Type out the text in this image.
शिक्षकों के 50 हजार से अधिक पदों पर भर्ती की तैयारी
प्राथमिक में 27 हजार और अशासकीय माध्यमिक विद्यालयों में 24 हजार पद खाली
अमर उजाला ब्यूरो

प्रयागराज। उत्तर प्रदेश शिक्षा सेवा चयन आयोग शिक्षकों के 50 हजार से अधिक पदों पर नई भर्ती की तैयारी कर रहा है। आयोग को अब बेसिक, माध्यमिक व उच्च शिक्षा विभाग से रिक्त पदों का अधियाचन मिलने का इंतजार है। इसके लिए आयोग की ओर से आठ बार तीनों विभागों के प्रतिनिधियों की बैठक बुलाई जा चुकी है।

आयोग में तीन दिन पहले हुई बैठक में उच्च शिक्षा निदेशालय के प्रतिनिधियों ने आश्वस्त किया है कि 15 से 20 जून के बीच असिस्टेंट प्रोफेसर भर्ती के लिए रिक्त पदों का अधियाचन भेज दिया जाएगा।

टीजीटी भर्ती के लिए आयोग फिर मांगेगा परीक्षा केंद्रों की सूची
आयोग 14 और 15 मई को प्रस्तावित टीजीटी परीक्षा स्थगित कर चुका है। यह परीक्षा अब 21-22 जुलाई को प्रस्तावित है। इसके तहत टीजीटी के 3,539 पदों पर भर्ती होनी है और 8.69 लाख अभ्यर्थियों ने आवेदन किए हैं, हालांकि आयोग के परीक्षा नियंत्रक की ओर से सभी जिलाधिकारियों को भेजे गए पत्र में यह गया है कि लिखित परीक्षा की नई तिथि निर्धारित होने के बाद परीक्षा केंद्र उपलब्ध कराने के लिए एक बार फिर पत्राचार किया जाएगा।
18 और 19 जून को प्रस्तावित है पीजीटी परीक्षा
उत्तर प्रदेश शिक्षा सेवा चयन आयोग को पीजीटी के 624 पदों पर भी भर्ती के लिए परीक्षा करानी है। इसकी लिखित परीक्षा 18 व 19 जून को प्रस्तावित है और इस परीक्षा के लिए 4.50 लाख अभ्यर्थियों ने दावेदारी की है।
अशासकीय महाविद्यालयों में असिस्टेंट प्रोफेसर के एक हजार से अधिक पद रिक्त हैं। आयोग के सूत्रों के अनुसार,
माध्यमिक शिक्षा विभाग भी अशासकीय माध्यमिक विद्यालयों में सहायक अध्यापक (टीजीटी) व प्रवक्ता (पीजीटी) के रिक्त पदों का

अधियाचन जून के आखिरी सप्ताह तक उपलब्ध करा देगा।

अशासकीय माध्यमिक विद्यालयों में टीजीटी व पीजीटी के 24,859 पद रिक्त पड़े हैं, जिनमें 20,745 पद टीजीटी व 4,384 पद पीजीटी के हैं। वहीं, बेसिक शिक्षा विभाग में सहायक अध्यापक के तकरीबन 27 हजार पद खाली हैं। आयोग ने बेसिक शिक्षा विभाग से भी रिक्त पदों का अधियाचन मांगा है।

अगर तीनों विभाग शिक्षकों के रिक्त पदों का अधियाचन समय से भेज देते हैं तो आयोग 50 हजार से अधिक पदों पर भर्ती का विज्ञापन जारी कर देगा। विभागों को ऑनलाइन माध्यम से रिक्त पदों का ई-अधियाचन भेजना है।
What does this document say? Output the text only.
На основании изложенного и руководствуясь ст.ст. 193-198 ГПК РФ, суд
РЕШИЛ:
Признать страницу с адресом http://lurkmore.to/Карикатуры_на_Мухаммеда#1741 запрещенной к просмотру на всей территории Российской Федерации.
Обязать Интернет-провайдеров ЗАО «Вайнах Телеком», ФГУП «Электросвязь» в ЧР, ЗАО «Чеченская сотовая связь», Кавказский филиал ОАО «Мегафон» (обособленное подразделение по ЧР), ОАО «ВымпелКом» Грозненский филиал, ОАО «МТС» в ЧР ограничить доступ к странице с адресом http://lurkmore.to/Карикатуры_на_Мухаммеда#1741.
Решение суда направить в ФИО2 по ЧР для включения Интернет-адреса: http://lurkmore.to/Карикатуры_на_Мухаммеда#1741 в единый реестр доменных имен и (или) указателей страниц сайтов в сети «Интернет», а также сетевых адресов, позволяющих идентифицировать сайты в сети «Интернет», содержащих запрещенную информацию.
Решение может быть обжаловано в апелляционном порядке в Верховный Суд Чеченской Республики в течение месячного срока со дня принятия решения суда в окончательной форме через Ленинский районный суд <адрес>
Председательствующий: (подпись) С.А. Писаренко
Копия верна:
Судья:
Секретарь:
------------------------------------------------------------------------
### WRITTEN INSTRUCTION
Take the line with "What does this" and all lines after it to the last line, and reproduce them exactly.

### CORRECT OUTPUT
What does this document say? Output the text only.
На основании изложенного и руководствуясь ст.ст. 193-198 ГПК РФ, суд
РЕШИЛ:
Признать страницу с адресом http://lurkmore.to/Карикатуры_на_Мухаммеда#1741 запрещенной к просмотру на всей территории Российской Федерации.
Обязать Интернет-провайдеров ЗАО «Вайнах Телеком», ФГУП «Электросвязь» в ЧР, ЗАО «Чеченская сотовая связь», Кавказский филиал ОАО «Мегафон» (обособленное подразделение по ЧР), ОАО «ВымпелКом» Грозненский филиал, ОАО «МТС» в ЧР ограничить доступ к странице с адресом http://lurkmore.to/Карикатуры_на_Мухаммеда#1741.
Решение суда направить в ФИО2 по ЧР для включения Интернет-адреса: http://lurkmore.to/Карикатуры_на_Мухаммеда#1741 в единый реестр доменных имен и (или) указателей страниц сайтов в сети «Интернет», а также сетевых адресов, позволяющих идентифицировать сайты в сети «Интернет», содержащих запрещенную информацию.
Решение может быть обжаловано в апелляционном порядке в Верховный Суд Чеченской Республики в течение месячного срока со дня принятия решения суда в окончательной форме через Ленинский районный суд <адрес>
Председательствующий: (подпись) С.А. Писаренко
Копия верна:
Судья:
Секретарь:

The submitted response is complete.